▸ **Exercise brief**
Search the data for the word "этом". Reproduce every line where it is found.

▸ **Excerpted data**
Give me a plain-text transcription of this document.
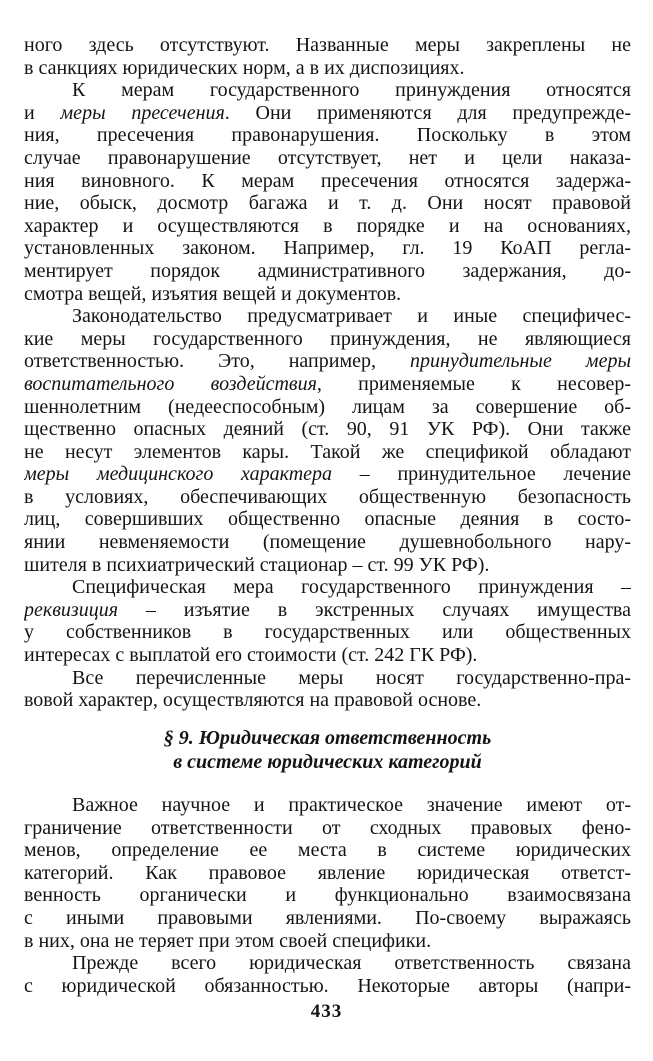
ного здесь отсутствуют. Названные меры закреплены не
в санкциях юридических норм, а в их диспозициях.
К мерам государственного принуждения относятся
и меры пресечения. Они применяются для предупрежде-
ния, пресечения правонарушения. Поскольку в этом
случае правонарушение отсутствует, нет и цели наказа-
ния виновного. К мерам пресечения относятся задержа-
ние, обыск, досмотр багажа и т. д. Они носят правовой
характер и осуществляются в порядке и на основаниях,
установленных законом. Например, гл. 19 КоАП регла-
ментирует порядок административного задержания, до-
смотра вещей, изъятия вещей и документов.
Законодательство предусматривает и иные специфичес-
кие меры государственного принуждения, не являющиеся
ответственностью. Это, например, принудительные меры
воспитательного воздействия, применяемые к несовер-
шеннолетним (недееспособным) лицам за совершение об-
щественно опасных деяний (ст. 90, 91 УК РФ). Они также
не несут элементов кары. Такой же спецификой обладают
меры медицинского характера – принудительное лечение
в условиях, обеспечивающих общественную безопасность
лиц, совершивших общественно опасные деяния в состо-
янии невменяемости (помещение душевнобольного нару-
шителя в психиатрический стационар – ст. 99 УК РФ).
Специфическая мера государственного принуждения –
реквизиция – изъятие в экстренных случаях имущества
у собственников в государственных или общественных
интересах с выплатой его стоимости (ст. 242 ГК РФ).
Все перечисленные меры носят государственно-пра-
вовой характер, осуществляются на правовой основе.
§ 9. Юридическая ответственность
в системе юридических категорий
Важное научное и практическое значение имеют от-
граничение ответственности от сходных правовых фено-
менов, определение ее места в системе юридических
категорий. Как правовое явление юридическая ответст-
венность органически и функционально взаимосвязана
с иными правовыми явлениями. По-своему выражаясь
в них, она не теряет при этом своей специфики.
Прежде всего юридическая ответственность связана
с юридической обязанностью. Некоторые авторы (напри-
433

▸ **Right answer**
ния, пресечения правонарушения. Поскольку в этом
в них, она не теряет при этом своей специфики.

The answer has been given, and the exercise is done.